■ Task instructions ■
Convert all of the data below into a JSON list of strings, one string per line, leaving out any blank lines.
[START OF Supplied records]
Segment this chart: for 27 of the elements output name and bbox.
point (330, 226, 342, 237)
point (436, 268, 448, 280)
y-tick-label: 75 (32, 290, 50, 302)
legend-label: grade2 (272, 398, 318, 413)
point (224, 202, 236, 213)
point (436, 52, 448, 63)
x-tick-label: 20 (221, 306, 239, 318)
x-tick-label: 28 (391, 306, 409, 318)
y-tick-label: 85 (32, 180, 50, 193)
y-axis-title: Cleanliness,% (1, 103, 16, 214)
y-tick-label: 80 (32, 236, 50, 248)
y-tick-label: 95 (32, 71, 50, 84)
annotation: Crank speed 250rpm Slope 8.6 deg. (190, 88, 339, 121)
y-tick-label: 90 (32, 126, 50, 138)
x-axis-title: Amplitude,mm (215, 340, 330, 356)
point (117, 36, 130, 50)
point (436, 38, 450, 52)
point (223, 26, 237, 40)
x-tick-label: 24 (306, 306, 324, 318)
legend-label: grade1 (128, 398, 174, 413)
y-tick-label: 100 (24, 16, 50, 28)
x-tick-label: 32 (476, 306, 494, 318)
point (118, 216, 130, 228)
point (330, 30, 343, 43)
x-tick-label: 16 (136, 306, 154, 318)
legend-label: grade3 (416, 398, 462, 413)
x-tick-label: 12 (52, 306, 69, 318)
[END OF Supplied records]
■ Worked answer ■
[
  "Segment this chart: for 27 of the elements output name and bbox.",
  "point (330, 226, 342, 237)",
  "point (436, 268, 448, 280)",
  "y-tick-label: 75 (32, 290, 50, 302)",
  "legend-label: grade2 (272, 398, 318, 413)",
  "point (224, 202, 236, 213)",
  "point (436, 52, 448, 63)",
  "x-tick-label: 20 (221, 306, 239, 318)",
  "x-tick-label: 28 (391, 306, 409, 318)",
  "y-tick-label: 85 (32, 180, 50, 193)",
  "y-axis-title: Cleanliness,% (1, 103, 16, 214)",
  "y-tick-label: 80 (32, 236, 50, 248)",
  "y-tick-label: 95 (32, 71, 50, 84)",
  "annotation: Crank speed 250rpm Slope 8.6 deg. (190, 88, 339, 121)",
  "y-tick-label: 90 (32, 126, 50, 138)",
  "x-axis-title: Amplitude,mm (215, 340, 330, 356)",
  "point (117, 36, 130, 50)",
  "point (436, 38, 450, 52)",
  "point (223, 26, 237, 40)",
  "x-tick-label: 24 (306, 306, 324, 318)",
  "legend-label: grade1 (128, 398, 174, 413)",
  "y-tick-label: 100 (24, 16, 50, 28)",
  "x-tick-label: 32 (476, 306, 494, 318)",
  "point (118, 216, 130, 228)",
  "point (330, 30, 343, 43)",
  "x-tick-label: 16 (136, 306, 154, 318)",
  "legend-label: grade3 (416, 398, 462, 413)",
  "x-tick-label: 12 (52, 306, 69, 318)"
]